Work instruction 1: In the passage on reclaiming barn wood, rewrite the part that opens with the words containing "It can be a" and closes with "has a story.", swapping "crowbar" for "pry bar".
Work instruction 2: According to the passage on reclaiming barn wood, who was in office when the green lumber for the barns was milled?

Supplied passage:
•••

After racing against the clock to get dressed and force down a bowl of oatmeal, I get three boys off to school, let two dogs out and feed the two cats that have never killed a single mouse even though that was the unspoken agreement of their joining the family, I am off to the shop- one that I never saw in the cards. A shop that didn’t exist three years ago, but now sits waiting for someone to finish the many orders that lay waiting. After being given my first barn to deconstruct board by board, I had to find a home other than my barn lot for all the wood I would acquire. Currently, the little cement block building is surrounded by lumber that has been reclaimed and stacked waiting for its next place to call home. The building itself is packed with reclaimed hand hewn barn beams that have been kiln dried and are just waiting to be turned into fireplace mantles, decorative ceiling beams or rustic table bases. Heritage beams are filled with history. If only we could listen, as they share their stories from times gone by; from the mortise and tenon pockets to the nails that were driven into them nearly one hundred years ago the rich character and old growth wood has withstood the test of time. When the green lumber was milled using trees that were growing in the area near where the barns were going to be erected Woodrow Wilson was in office and the roaring 20’s were in full swing. In the Midwest I find a lot of Oak, Beach, and Hickory heritage wood that if it were not reclaimed it would end up forgotten and rotting in a field or buried to be forever lost. We take for granted that heritage barns will always exist, but more and more are taken down each year. They have outlived their purpose or construction growth calls for their removal. Old growth wood is not like the wood we find today at the local mill. This lumber had to carry the weight of the barn, the loft, and whatever else needed to be stowed away inside. It grew at a slower pace and is denser than wood that is genetically designed to shoot up quickly today.
It can be a crowbar, a hammer, or a chainsaw in my hand. I love the work. There is something exciting to me about being in these old barns. You never know what you will find or what someone else will create from what I find. The work is hard, tiring, and so very dirty, but I just love doing it.
Reclaimed Barns & Beams provides lumber to those who create using historic wood that has a story.

•••

Dataset entries:
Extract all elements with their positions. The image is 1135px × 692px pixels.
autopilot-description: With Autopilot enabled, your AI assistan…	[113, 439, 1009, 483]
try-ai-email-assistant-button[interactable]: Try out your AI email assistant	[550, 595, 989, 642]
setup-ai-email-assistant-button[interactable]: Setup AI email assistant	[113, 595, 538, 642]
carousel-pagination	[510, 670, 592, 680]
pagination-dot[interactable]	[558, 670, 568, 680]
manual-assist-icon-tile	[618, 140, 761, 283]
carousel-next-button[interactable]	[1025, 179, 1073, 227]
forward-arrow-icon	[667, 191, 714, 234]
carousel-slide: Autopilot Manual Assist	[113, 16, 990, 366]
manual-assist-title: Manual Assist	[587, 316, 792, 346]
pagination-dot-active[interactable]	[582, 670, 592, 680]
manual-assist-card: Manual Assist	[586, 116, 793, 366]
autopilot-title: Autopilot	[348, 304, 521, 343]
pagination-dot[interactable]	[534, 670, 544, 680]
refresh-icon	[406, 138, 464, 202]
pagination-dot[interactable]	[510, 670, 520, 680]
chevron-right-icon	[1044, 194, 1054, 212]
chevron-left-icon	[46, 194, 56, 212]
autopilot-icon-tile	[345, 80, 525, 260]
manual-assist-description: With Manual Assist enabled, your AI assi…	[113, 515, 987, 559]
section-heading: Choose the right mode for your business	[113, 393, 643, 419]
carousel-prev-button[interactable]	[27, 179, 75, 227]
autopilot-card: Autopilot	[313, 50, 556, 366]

•••

Exercise solution 1:
It can be a pry bar, a hammer, or a chainsaw in my hand. I love the work. There is something exciting to me about being in these old barns. You never know what you will find or what someone else will create from what I find. The work is hard, tiring, and so very dirty, but I just love doing it.
Reclaimed Barns & Beams provides lumber to those who create using historic wood that has a story.

Exercise solution 2: Woodrow Wilson